■ Raw records:
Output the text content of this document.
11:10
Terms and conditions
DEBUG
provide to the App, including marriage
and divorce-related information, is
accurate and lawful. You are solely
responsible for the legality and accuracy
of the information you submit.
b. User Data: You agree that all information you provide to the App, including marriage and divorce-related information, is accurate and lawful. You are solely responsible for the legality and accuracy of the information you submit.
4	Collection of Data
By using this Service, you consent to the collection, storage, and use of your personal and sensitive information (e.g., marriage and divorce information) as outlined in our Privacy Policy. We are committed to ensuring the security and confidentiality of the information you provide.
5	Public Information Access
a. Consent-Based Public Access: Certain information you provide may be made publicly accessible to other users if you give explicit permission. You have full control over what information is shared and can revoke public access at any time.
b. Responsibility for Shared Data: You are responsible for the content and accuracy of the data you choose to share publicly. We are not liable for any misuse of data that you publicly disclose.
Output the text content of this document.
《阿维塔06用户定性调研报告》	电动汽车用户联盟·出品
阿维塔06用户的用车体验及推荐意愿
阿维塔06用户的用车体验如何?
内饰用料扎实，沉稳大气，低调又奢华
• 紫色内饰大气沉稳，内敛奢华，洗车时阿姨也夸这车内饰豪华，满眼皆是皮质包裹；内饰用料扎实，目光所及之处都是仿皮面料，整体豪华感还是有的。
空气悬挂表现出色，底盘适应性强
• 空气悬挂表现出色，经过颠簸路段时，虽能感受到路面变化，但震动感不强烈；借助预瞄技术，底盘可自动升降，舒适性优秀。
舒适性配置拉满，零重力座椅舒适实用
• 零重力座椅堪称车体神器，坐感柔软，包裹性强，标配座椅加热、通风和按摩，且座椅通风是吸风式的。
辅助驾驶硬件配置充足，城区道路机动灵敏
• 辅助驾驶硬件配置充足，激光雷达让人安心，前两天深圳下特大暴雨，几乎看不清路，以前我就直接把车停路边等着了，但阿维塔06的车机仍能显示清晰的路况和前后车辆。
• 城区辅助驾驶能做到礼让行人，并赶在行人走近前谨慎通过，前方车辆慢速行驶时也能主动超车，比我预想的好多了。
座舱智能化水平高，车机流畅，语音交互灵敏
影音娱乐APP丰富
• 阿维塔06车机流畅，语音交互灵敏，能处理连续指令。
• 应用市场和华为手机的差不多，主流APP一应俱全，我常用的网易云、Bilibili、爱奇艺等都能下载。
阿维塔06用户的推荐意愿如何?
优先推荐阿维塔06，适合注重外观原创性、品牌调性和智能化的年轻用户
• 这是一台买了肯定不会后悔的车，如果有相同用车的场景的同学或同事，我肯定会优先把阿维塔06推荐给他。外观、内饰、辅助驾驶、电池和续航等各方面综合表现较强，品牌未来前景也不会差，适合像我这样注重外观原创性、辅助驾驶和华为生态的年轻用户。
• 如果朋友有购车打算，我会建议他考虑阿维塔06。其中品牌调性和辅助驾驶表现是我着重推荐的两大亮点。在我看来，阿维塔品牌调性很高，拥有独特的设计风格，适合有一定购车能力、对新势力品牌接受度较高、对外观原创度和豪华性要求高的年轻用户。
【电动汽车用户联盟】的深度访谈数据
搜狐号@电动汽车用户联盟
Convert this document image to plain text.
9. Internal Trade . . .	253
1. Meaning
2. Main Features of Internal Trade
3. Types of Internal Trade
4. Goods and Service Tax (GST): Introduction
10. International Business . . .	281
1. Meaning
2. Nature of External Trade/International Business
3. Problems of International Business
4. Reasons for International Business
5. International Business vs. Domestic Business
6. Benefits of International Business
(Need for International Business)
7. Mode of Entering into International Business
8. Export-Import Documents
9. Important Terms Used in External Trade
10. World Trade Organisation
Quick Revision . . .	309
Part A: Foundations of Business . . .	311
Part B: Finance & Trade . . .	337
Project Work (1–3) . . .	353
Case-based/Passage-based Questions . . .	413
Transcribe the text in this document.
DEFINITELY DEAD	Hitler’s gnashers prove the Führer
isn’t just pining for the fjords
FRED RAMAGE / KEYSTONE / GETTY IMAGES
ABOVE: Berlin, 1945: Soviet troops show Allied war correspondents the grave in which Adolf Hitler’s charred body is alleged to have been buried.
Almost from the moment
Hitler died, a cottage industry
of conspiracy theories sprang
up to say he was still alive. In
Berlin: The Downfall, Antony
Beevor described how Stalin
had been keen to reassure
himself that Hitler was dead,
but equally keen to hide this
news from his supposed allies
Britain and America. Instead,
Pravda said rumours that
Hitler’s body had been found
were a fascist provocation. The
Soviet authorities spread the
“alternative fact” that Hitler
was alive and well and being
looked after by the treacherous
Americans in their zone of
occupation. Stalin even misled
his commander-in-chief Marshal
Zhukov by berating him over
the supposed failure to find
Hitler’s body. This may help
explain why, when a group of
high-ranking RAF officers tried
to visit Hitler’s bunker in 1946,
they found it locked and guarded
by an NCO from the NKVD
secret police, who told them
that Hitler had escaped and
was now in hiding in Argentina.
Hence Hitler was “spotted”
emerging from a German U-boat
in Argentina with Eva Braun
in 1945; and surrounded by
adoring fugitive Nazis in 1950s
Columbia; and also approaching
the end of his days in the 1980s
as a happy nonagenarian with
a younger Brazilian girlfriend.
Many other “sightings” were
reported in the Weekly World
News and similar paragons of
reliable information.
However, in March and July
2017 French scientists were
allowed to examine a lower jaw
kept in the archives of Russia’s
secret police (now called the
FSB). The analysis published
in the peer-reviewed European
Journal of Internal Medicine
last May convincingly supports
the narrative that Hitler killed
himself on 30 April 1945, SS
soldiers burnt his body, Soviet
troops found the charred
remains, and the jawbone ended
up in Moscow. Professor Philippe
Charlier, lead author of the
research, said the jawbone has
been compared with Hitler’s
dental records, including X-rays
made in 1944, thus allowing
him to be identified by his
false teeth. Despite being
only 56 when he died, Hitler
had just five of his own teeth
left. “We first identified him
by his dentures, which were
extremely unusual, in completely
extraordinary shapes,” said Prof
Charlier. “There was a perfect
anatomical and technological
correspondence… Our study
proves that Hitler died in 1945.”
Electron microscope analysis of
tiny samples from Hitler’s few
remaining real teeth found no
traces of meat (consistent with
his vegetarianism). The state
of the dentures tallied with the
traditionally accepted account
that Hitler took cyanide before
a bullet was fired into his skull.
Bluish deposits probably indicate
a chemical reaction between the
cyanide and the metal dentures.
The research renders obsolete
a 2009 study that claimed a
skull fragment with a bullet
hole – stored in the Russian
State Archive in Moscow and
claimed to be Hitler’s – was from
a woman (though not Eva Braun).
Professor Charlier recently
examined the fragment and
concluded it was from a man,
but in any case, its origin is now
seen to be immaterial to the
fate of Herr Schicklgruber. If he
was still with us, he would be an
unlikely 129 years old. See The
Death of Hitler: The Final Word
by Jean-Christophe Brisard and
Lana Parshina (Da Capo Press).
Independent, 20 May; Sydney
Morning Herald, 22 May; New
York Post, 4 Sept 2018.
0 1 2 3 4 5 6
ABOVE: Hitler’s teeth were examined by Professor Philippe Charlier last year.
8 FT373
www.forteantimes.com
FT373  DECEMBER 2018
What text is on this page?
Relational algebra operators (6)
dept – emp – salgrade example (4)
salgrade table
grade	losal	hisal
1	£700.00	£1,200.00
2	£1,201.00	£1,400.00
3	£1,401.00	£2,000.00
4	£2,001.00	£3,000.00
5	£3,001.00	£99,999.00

■ What this task involves: Every line above should be printed again exactly as it stands.

■ Finished task:
Output the text content of this document.
11:10
Terms and conditions
DEBUG
provide to the App, including marriage
and divorce-related information, is
accurate and lawful. You are solely
responsible for the legality and accuracy
of the information you submit.
b. User Data: You agree that all information you provide to the App, including marriage and divorce-related information, is accurate and lawful. You are solely responsible for the legality and accuracy of the information you submit.
4	Collection of Data
By using this Service, you consent to the collection, storage, and use of your personal and sensitive information (e.g., marriage and divorce information) as outlined in our Privacy Policy. We are committed to ensuring the security and confidentiality of the information you provide.
5	Public Information Access
a. Consent-Based Public Access: Certain information you provide may be made publicly accessible to other users if you give explicit permission. You have full control over what information is shared and can revoke public access at any time.
b. Responsibility for Shared Data: You are responsible for the content and accuracy of the data you choose to share publicly. We are not liable for any misuse of data that you publicly disclose.
Output the text content of this document.
《阿维塔06用户定性调研报告》	电动汽车用户联盟·出品
阿维塔06用户的用车体验及推荐意愿
阿维塔06用户的用车体验如何?
内饰用料扎实，沉稳大气，低调又奢华
• 紫色内饰大气沉稳，内敛奢华，洗车时阿姨也夸这车内饰豪华，满眼皆是皮质包裹；内饰用料扎实，目光所及之处都是仿皮面料，整体豪华感还是有的。
空气悬挂表现出色，底盘适应性强
• 空气悬挂表现出色，经过颠簸路段时，虽能感受到路面变化，但震动感不强烈；借助预瞄技术，底盘可自动升降，舒适性优秀。
舒适性配置拉满，零重力座椅舒适实用
• 零重力座椅堪称车体神器，坐感柔软，包裹性强，标配座椅加热、通风和按摩，且座椅通风是吸风式的。
辅助驾驶硬件配置充足，城区道路机动灵敏
• 辅助驾驶硬件配置充足，激光雷达让人安心，前两天深圳下特大暴雨，几乎看不清路，以前我就直接把车停路边等着了，但阿维塔06的车机仍能显示清晰的路况和前后车辆。
• 城区辅助驾驶能做到礼让行人，并赶在行人走近前谨慎通过，前方车辆慢速行驶时也能主动超车，比我预想的好多了。
座舱智能化水平高，车机流畅，语音交互灵敏
影音娱乐APP丰富
• 阿维塔06车机流畅，语音交互灵敏，能处理连续指令。
• 应用市场和华为手机的差不多，主流APP一应俱全，我常用的网易云、Bilibili、爱奇艺等都能下载。
阿维塔06用户的推荐意愿如何?
优先推荐阿维塔06，适合注重外观原创性、品牌调性和智能化的年轻用户
• 这是一台买了肯定不会后悔的车，如果有相同用车的场景的同学或同事，我肯定会优先把阿维塔06推荐给他。外观、内饰、辅助驾驶、电池和续航等各方面综合表现较强，品牌未来前景也不会差，适合像我这样注重外观原创性、辅助驾驶和华为生态的年轻用户。
• 如果朋友有购车打算，我会建议他考虑阿维塔06。其中品牌调性和辅助驾驶表现是我着重推荐的两大亮点。在我看来，阿维塔品牌调性很高，拥有独特的设计风格，适合有一定购车能力、对新势力品牌接受度较高、对外观原创度和豪华性要求高的年轻用户。
【电动汽车用户联盟】的深度访谈数据
搜狐号@电动汽车用户联盟
Convert this document image to plain text.
9. Internal Trade . . .	253
1. Meaning
2. Main Features of Internal Trade
3. Types of Internal Trade
4. Goods and Service Tax (GST): Introduction
10. International Business . . .	281
1. Meaning
2. Nature of External Trade/International Business
3. Problems of International Business
4. Reasons for International Business
5. International Business vs. Domestic Business
6. Benefits of International Business
(Need for International Business)
7. Mode of Entering into International Business
8. Export-Import Documents
9. Important Terms Used in External Trade
10. World Trade Organisation
Quick Revision . . .	309
Part A: Foundations of Business . . .	311
Part B: Finance & Trade . . .	337
Project Work (1–3) . . .	353
Case-based/Passage-based Questions . . .	413
Transcribe the text in this document.
DEFINITELY DEAD	Hitler’s gnashers prove the Führer
isn’t just pining for the fjords
FRED RAMAGE / KEYSTONE / GETTY IMAGES
ABOVE: Berlin, 1945: Soviet troops show Allied war correspondents the grave in which Adolf Hitler’s charred body is alleged to have been buried.
Almost from the moment
Hitler died, a cottage industry
of conspiracy theories sprang
up to say he was still alive. In
Berlin: The Downfall, Antony
Beevor described how Stalin
had been keen to reassure
himself that Hitler was dead,
but equally keen to hide this
news from his supposed allies
Britain and America. Instead,
Pravda said rumours that
Hitler’s body had been found
were a fascist provocation. The
Soviet authorities spread the
“alternative fact” that Hitler
was alive and well and being
looked after by the treacherous
Americans in their zone of
occupation. Stalin even misled
his commander-in-chief Marshal
Zhukov by berating him over
the supposed failure to find
Hitler’s body. This may help
explain why, when a group of
high-ranking RAF officers tried
to visit Hitler’s bunker in 1946,
they found it locked and guarded
by an NCO from the NKVD
secret police, who told them
that Hitler had escaped and
was now in hiding in Argentina.
Hence Hitler was “spotted”
emerging from a German U-boat
in Argentina with Eva Braun
in 1945; and surrounded by
adoring fugitive Nazis in 1950s
Columbia; and also approaching
the end of his days in the 1980s
as a happy nonagenarian with
a younger Brazilian girlfriend.
Many other “sightings” were
reported in the Weekly World
News and similar paragons of
reliable information.
However, in March and July
2017 French scientists were
allowed to examine a lower jaw
kept in the archives of Russia’s
secret police (now called the
FSB). The analysis published
in the peer-reviewed European
Journal of Internal Medicine
last May convincingly supports
the narrative that Hitler killed
himself on 30 April 1945, SS
soldiers burnt his body, Soviet
troops found the charred
remains, and the jawbone ended
up in Moscow. Professor Philippe
Charlier, lead author of the
research, said the jawbone has
been compared with Hitler’s
dental records, including X-rays
made in 1944, thus allowing
him to be identified by his
false teeth. Despite being
only 56 when he died, Hitler
had just five of his own teeth
left. “We first identified him
by his dentures, which were
extremely unusual, in completely
extraordinary shapes,” said Prof
Charlier. “There was a perfect
anatomical and technological
correspondence… Our study
proves that Hitler died in 1945.”
Electron microscope analysis of
tiny samples from Hitler’s few
remaining real teeth found no
traces of meat (consistent with
his vegetarianism). The state
of the dentures tallied with the
traditionally accepted account
that Hitler took cyanide before
a bullet was fired into his skull.
Bluish deposits probably indicate
a chemical reaction between the
cyanide and the metal dentures.
The research renders obsolete
a 2009 study that claimed a
skull fragment with a bullet
hole – stored in the Russian
State Archive in Moscow and
claimed to be Hitler’s – was from
a woman (though not Eva Braun).
Professor Charlier recently
examined the fragment and
concluded it was from a man,
but in any case, its origin is now
seen to be immaterial to the
fate of Herr Schicklgruber. If he
was still with us, he would be an
unlikely 129 years old. See The
Death of Hitler: The Final Word
by Jean-Christophe Brisard and
Lana Parshina (Da Capo Press).
Independent, 20 May; Sydney
Morning Herald, 22 May; New
York Post, 4 Sept 2018.
0 1 2 3 4 5 6
ABOVE: Hitler’s teeth were examined by Professor Philippe Charlier last year.
8 FT373
www.forteantimes.com
FT373  DECEMBER 2018
What text is on this page?
Relational algebra operators (6)
dept – emp – salgrade example (4)
salgrade table
grade	losal	hisal
1	£700.00	£1,200.00
2	£1,201.00	£1,400.00
3	£1,401.00	£2,000.00
4	£2,001.00	£3,000.00
5	£3,001.00	£99,999.00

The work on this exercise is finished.